## Prompt:
Pictures do not belong in the copy. Return all of the entries exactly.

____________________

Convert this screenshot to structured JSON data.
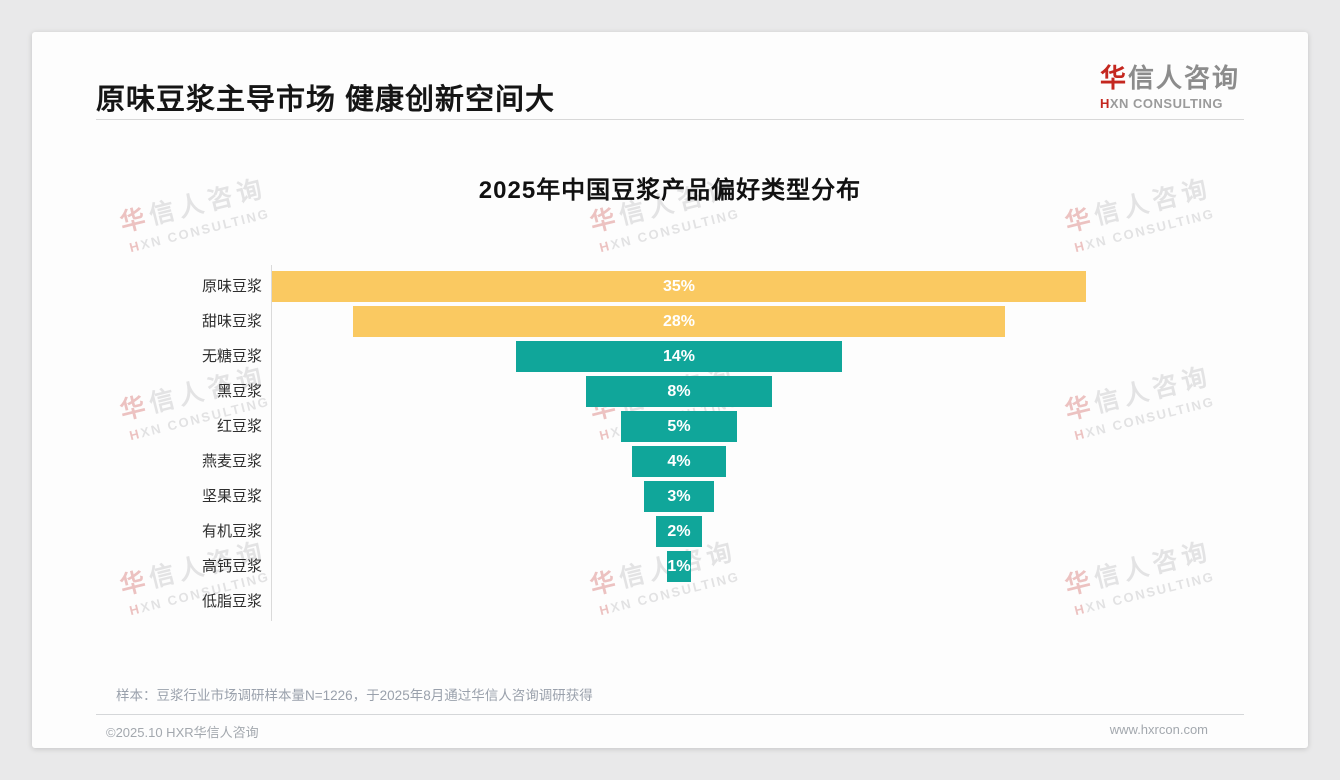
{
  "page": {
    "title": "原味豆浆主导市场 健康创新空间大",
    "sample_note": "样本：豆浆行业市场调研样本量N=1226，于2025年8月通过华信人咨询调研获得",
    "copyright": "©2025.10 HXR华信人咨询",
    "website": "www.hxrcon.com"
  },
  "brand": {
    "name_first": "华",
    "name_rest": "信人咨询",
    "name_en_first": "H",
    "name_en_rest": "XN CONSULTING"
  },
  "colors": {
    "yellow": "#FAC961",
    "teal": "#10A69A",
    "brand_red": "#C4271F"
  },
  "chart_data": {
    "type": "bar",
    "title": "2025年中国豆浆产品偏好类型分布",
    "orientation": "horizontal-centered-funnel",
    "unit": "%",
    "categories": [
      "原味豆浆",
      "甜味豆浆",
      "无糖豆浆",
      "黑豆浆",
      "红豆浆",
      "燕麦豆浆",
      "坚果豆浆",
      "有机豆浆",
      "高钙豆浆",
      "低脂豆浆"
    ],
    "values": [
      35,
      28,
      14,
      8,
      5,
      4,
      3,
      2,
      1,
      0
    ],
    "bar_colors": [
      "yellow",
      "yellow",
      "teal",
      "teal",
      "teal",
      "teal",
      "teal",
      "teal",
      "teal",
      "teal"
    ],
    "value_labels_inside_bars": true,
    "grid": false,
    "legend": false
  }
}
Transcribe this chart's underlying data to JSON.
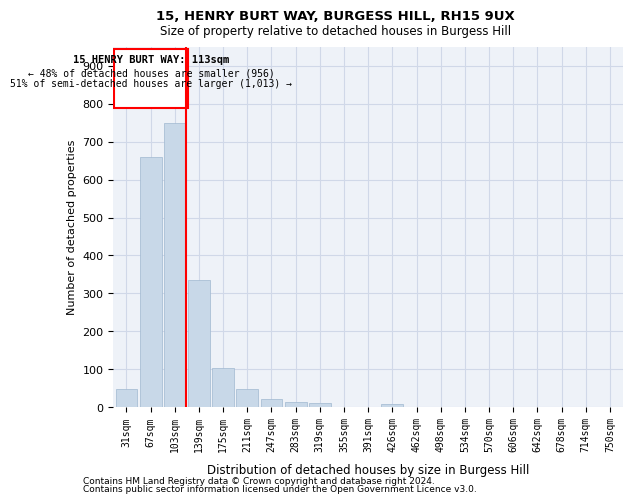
{
  "title1": "15, HENRY BURT WAY, BURGESS HILL, RH15 9UX",
  "title2": "Size of property relative to detached houses in Burgess Hill",
  "xlabel": "Distribution of detached houses by size in Burgess Hill",
  "ylabel": "Number of detached properties",
  "bar_color": "#c8d8e8",
  "bar_edge_color": "#a0b8d0",
  "categories": [
    "31sqm",
    "67sqm",
    "103sqm",
    "139sqm",
    "175sqm",
    "211sqm",
    "247sqm",
    "283sqm",
    "319sqm",
    "355sqm",
    "391sqm",
    "426sqm",
    "462sqm",
    "498sqm",
    "534sqm",
    "570sqm",
    "606sqm",
    "642sqm",
    "678sqm",
    "714sqm",
    "750sqm"
  ],
  "values": [
    47,
    660,
    750,
    335,
    103,
    47,
    22,
    13,
    10,
    0,
    0,
    8,
    0,
    0,
    0,
    0,
    0,
    0,
    0,
    0,
    0
  ],
  "ylim": [
    0,
    950
  ],
  "yticks": [
    0,
    100,
    200,
    300,
    400,
    500,
    600,
    700,
    800,
    900
  ],
  "property_label": "15 HENRY BURT WAY: 113sqm",
  "annotation_line1": "← 48% of detached houses are smaller (956)",
  "annotation_line2": "51% of semi-detached houses are larger (1,013) →",
  "vline_bar_index": 2,
  "footnote1": "Contains HM Land Registry data © Crown copyright and database right 2024.",
  "footnote2": "Contains public sector information licensed under the Open Government Licence v3.0.",
  "grid_color": "#d0d8e8",
  "background_color": "#eef2f8"
}
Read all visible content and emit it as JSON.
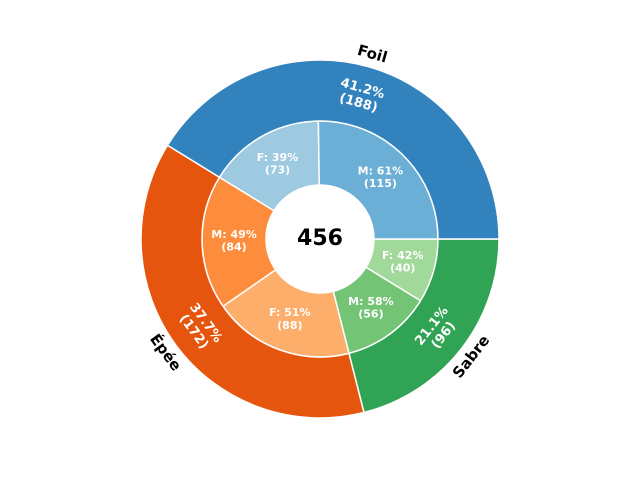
{
  "chart_data": {
    "type": "sunburst",
    "total": 456,
    "categories": [
      "Foil",
      "Épée",
      "Sabre"
    ],
    "values": [
      188,
      172,
      96
    ],
    "value_labels": [
      "41.2%\n(188)",
      "37.7%\n(172)",
      "21.1%\n(96)"
    ],
    "colors": [
      "#3182bd",
      "#e6550d",
      "#31a354"
    ],
    "inner": {
      "values": [
        115,
        73,
        84,
        88,
        56,
        40
      ],
      "value_labels": [
        "M: 61%\n(115)",
        "F: 39%\n(73)",
        "M: 49%\n(84)",
        "F: 51%\n(88)",
        "M: 58%\n(56)",
        "F: 42%\n(40)"
      ],
      "colors": [
        "#6baed6",
        "#9ecae1",
        "#fd8d3c",
        "#fdae6b",
        "#74c476",
        "#a1d99b"
      ]
    }
  }
}
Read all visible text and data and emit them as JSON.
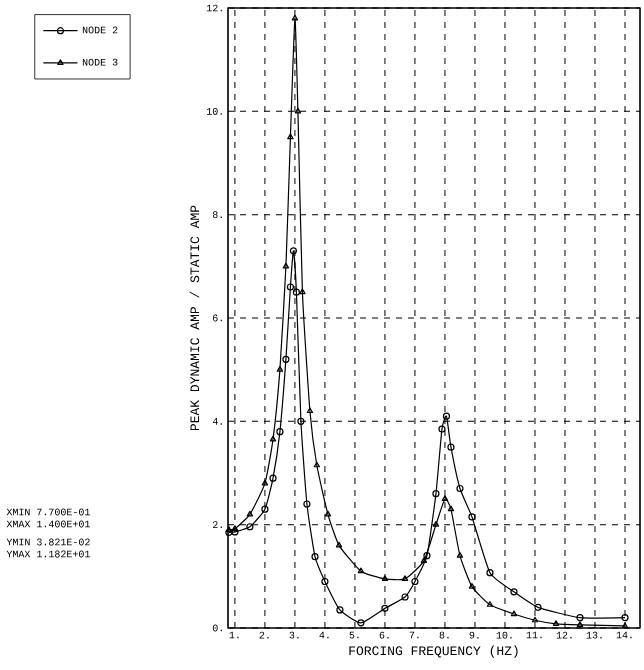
{
  "chart_data": {
    "type": "line",
    "xlabel": "FORCING FREQUENCY (HZ)",
    "ylabel": "PEAK DYNAMIC AMP / STATIC AMP",
    "xlim": [
      0.77,
      14.5
    ],
    "ylim": [
      0,
      12
    ],
    "xticks": [
      {
        "value": 1,
        "label": "1."
      },
      {
        "value": 2,
        "label": "2."
      },
      {
        "value": 3,
        "label": "3."
      },
      {
        "value": 4,
        "label": "4."
      },
      {
        "value": 5,
        "label": "5."
      },
      {
        "value": 6,
        "label": "6."
      },
      {
        "value": 7,
        "label": "7."
      },
      {
        "value": 8,
        "label": "8."
      },
      {
        "value": 9,
        "label": "9."
      },
      {
        "value": 10,
        "label": "10."
      },
      {
        "value": 11,
        "label": "11."
      },
      {
        "value": 12,
        "label": "12."
      },
      {
        "value": 13,
        "label": "13."
      },
      {
        "value": 14,
        "label": "14."
      }
    ],
    "yticks": [
      {
        "value": 0,
        "label": "0."
      },
      {
        "value": 2,
        "label": "2."
      },
      {
        "value": 4,
        "label": "4."
      },
      {
        "value": 6,
        "label": "6."
      },
      {
        "value": 8,
        "label": "8."
      },
      {
        "value": 10,
        "label": "10."
      },
      {
        "value": 12,
        "label": "12."
      }
    ],
    "grid": true,
    "legend": "left",
    "line_style": "solid",
    "series": [
      {
        "name": "NODE 2",
        "color": "#000000",
        "marker": "circle",
        "x": [
          0.8,
          1.0,
          1.5,
          2.0,
          2.27,
          2.5,
          2.7,
          2.85,
          2.95,
          3.05,
          3.2,
          3.4,
          3.67,
          4.0,
          4.5,
          5.2,
          6.0,
          6.67,
          7.0,
          7.4,
          7.7,
          7.9,
          8.05,
          8.2,
          8.5,
          8.9,
          9.5,
          10.3,
          11.1,
          12.5,
          14.0
        ],
        "values": [
          1.85,
          1.86,
          1.96,
          2.3,
          2.9,
          3.8,
          5.2,
          6.6,
          7.3,
          6.5,
          4.0,
          2.4,
          1.38,
          0.9,
          0.35,
          0.1,
          0.38,
          0.6,
          0.9,
          1.4,
          2.6,
          3.85,
          4.1,
          3.5,
          2.7,
          2.15,
          1.07,
          0.7,
          0.4,
          0.2,
          0.2
        ]
      },
      {
        "name": "NODE 3",
        "color": "#000000",
        "marker": "triangle",
        "x": [
          0.8,
          1.0,
          1.5,
          2.0,
          2.27,
          2.5,
          2.7,
          2.85,
          3.0,
          3.1,
          3.25,
          3.5,
          3.73,
          4.1,
          4.47,
          5.2,
          6.0,
          6.67,
          7.3,
          7.7,
          8.0,
          8.2,
          8.5,
          8.9,
          9.5,
          10.3,
          11.0,
          11.7,
          12.5,
          14.0
        ],
        "values": [
          1.9,
          1.92,
          2.2,
          2.8,
          3.65,
          5.0,
          7.0,
          9.5,
          11.8,
          10.0,
          6.5,
          4.2,
          3.15,
          2.2,
          1.6,
          1.1,
          0.95,
          0.95,
          1.3,
          2.0,
          2.5,
          2.3,
          1.4,
          0.8,
          0.45,
          0.27,
          0.15,
          0.08,
          0.06,
          0.04
        ]
      }
    ],
    "annotations": [
      "XMIN  7.700E-01",
      "XMAX  1.400E+01",
      "YMIN  3.821E-02",
      "YMAX  1.182E+01"
    ]
  }
}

____________________

## Exercise solution:
Convert this screenshot to structured JSON data.
{
  "page": {
    "title": "原味豆浆主导市场 健康创新空间大",
    "sample_note": "样本：豆浆行业市场调研样本量N=1226，于2025年8月通过华信人咨询调研获得",
    "copyright": "©2025.10 HXR华信人咨询",
    "website": "www.hxrcon.com"
  },
  "brand": {
    "name_first": "华",
    "name_rest": "信人咨询",
    "name_en_first": "H",
    "name_en_rest": "XN CONSULTING"
  },
  "colors": {
    "yellow": "#FAC961",
    "teal": "#10A69A",
    "brand_red": "#C4271F"
  },
  "chart_data": {
    "type": "bar",
    "title": "2025年中国豆浆产品偏好类型分布",
    "orientation": "horizontal-centered-funnel",
    "unit": "%",
    "categories": [
      "原味豆浆",
      "甜味豆浆",
      "无糖豆浆",
      "黑豆浆",
      "红豆浆",
      "燕麦豆浆",
      "坚果豆浆",
      "有机豆浆",
      "高钙豆浆",
      "低脂豆浆"
    ],
    "values": [
      35,
      28,
      14,
      8,
      5,
      4,
      3,
      2,
      1,
      0
    ],
    "bar_colors": [
      "yellow",
      "yellow",
      "teal",
      "teal",
      "teal",
      "teal",
      "teal",
      "teal",
      "teal",
      "teal"
    ],
    "value_labels_inside_bars": true,
    "grid": false,
    "legend": false
  }
}
Transcribe this chart's underlying data to JSON.
{
  "title1": "15, HENRY BURT WAY, BURGESS HILL, RH15 9UX",
  "title2": "Size of property relative to detached houses in Burgess Hill",
  "xlabel": "Distribution of detached houses by size in Burgess Hill",
  "ylabel": "Number of detached properties",
  "bar_color": "#c8d8e8",
  "bar_edge_color": "#a0b8d0",
  "categories": [
    "31sqm",
    "67sqm",
    "103sqm",
    "139sqm",
    "175sqm",
    "211sqm",
    "247sqm",
    "283sqm",
    "319sqm",
    "355sqm",
    "391sqm",
    "426sqm",
    "462sqm",
    "498sqm",
    "534sqm",
    "570sqm",
    "606sqm",
    "642sqm",
    "678sqm",
    "714sqm",
    "750sqm"
  ],
  "values": [
    47,
    660,
    750,
    335,
    103,
    47,
    22,
    13,
    10,
    0,
    0,
    8,
    0,
    0,
    0,
    0,
    0,
    0,
    0,
    0,
    0
  ],
  "ylim": [
    0,
    950
  ],
  "yticks": [
    0,
    100,
    200,
    300,
    400,
    500,
    600,
    700,
    800,
    900
  ],
  "property_label": "15 HENRY BURT WAY: 113sqm",
  "annotation_line1": "← 48% of detached houses are smaller (956)",
  "annotation_line2": "51% of semi-detached houses are larger (1,013) →",
  "vline_bar_index": 2,
  "footnote1": "Contains HM Land Registry data © Crown copyright and database right 2024.",
  "footnote2": "Contains public sector information licensed under the Open Government Licence v3.0.",
  "grid_color": "#d0d8e8",
  "background_color": "#eef2f8"
}
Read all visible content and emit it as JSON.
{
  "chart_data": {
    "type": "sunburst",
    "total": 456,
    "categories": [
      "Foil",
      "Épée",
      "Sabre"
    ],
    "values": [
      188,
      172,
      96
    ],
    "value_labels": [
      "41.2%\n(188)",
      "37.7%\n(172)",
      "21.1%\n(96)"
    ],
    "colors": [
      "#3182bd",
      "#e6550d",
      "#31a354"
    ],
    "inner": {
      "values": [
        115,
        73,
        84,
        88,
        56,
        40
      ],
      "value_labels": [
        "M: 61%\n(115)",
        "F: 39%\n(73)",
        "M: 49%\n(84)",
        "F: 51%\n(88)",
        "M: 58%\n(56)",
        "F: 42%\n(40)"
      ],
      "colors": [
        "#6baed6",
        "#9ecae1",
        "#fd8d3c",
        "#fdae6b",
        "#74c476",
        "#a1d99b"
      ]
    }
  }
}
Read all visible text and data and emit them as JSON.
{
  "chart_data": {
    "type": "line",
    "xlabel": "FORCING FREQUENCY (HZ)",
    "ylabel": "PEAK DYNAMIC AMP / STATIC AMP",
    "xlim": [
      0.77,
      14.5
    ],
    "ylim": [
      0,
      12
    ],
    "xticks": [
      {
        "value": 1,
        "label": "1."
      },
      {
        "value": 2,
        "label": "2."
      },
      {
        "value": 3,
        "label": "3."
      },
      {
        "value": 4,
        "label": "4."
      },
      {
        "value": 5,
        "label": "5."
      },
      {
        "value": 6,
        "label": "6."
      },
      {
        "value": 7,
        "label": "7."
      },
      {
        "value": 8,
        "label": "8."
      },
      {
        "value": 9,
        "label": "9."
      },
      {
        "value": 10,
        "label": "10."
      },
      {
        "value": 11,
        "label": "11."
      },
      {
        "value": 12,
        "label": "12."
      },
      {
        "value": 13,
        "label": "13."
      },
      {
        "value": 14,
        "label": "14."
      }
    ],
    "yticks": [
      {
        "value": 0,
        "label": "0."
      },
      {
        "value": 2,
        "label": "2."
      },
      {
        "value": 4,
        "label": "4."
      },
      {
        "value": 6,
        "label": "6."
      },
      {
        "value": 8,
        "label": "8."
      },
      {
        "value": 10,
        "label": "10."
      },
      {
        "value": 12,
        "label": "12."
      }
    ],
    "grid": true,
    "legend": "left",
    "line_style": "solid",
    "series": [
      {
        "name": "NODE 2",
        "color": "#000000",
        "marker": "circle",
        "x": [
          0.8,
          1.0,
          1.5,
          2.0,
          2.27,
          2.5,
          2.7,
          2.85,
          2.95,
          3.05,
          3.2,
          3.4,
          3.67,
          4.0,
          4.5,
          5.2,
          6.0,
          6.67,
          7.0,
          7.4,
          7.7,
          7.9,
          8.05,
          8.2,
          8.5,
          8.9,
          9.5,
          10.3,
          11.1,
          12.5,
          14.0
        ],
        "values": [
          1.85,
          1.86,
          1.96,
          2.3,
          2.9,
          3.8,
          5.2,
          6.6,
          7.3,
          6.5,
          4.0,
          2.4,
          1.38,
          0.9,
          0.35,
          0.1,
          0.38,
          0.6,
          0.9,
          1.4,
          2.6,
          3.85,
          4.1,
          3.5,
          2.7,
          2.15,
          1.07,
          0.7,
          0.4,
          0.2,
          0.2
        ]
      },
      {
        "name": "NODE 3",
        "color": "#000000",
        "marker": "triangle",
        "x": [
          0.8,
          1.0,
          1.5,
          2.0,
          2.27,
          2.5,
          2.7,
          2.85,
          3.0,
          3.1,
          3.25,
          3.5,
          3.73,
          4.1,
          4.47,
          5.2,
          6.0,
          6.67,
          7.3,
          7.7,
          8.0,
          8.2,
          8.5,
          8.9,
          9.5,
          10.3,
          11.0,
          11.7,
          12.5,
          14.0
        ],
        "values": [
          1.9,
          1.92,
          2.2,
          2.8,
          3.65,
          5.0,
          7.0,
          9.5,
          11.8,
          10.0,
          6.5,
          4.2,
          3.15,
          2.2,
          1.6,
          1.1,
          0.95,
          0.95,
          1.3,
          2.0,
          2.5,
          2.3,
          1.4,
          0.8,
          0.45,
          0.27,
          0.15,
          0.08,
          0.06,
          0.04
        ]
      }
    ],
    "annotations": [
      "XMIN  7.700E-01",
      "XMAX  1.400E+01",
      "YMIN  3.821E-02",
      "YMAX  1.182E+01"
    ]
  }
}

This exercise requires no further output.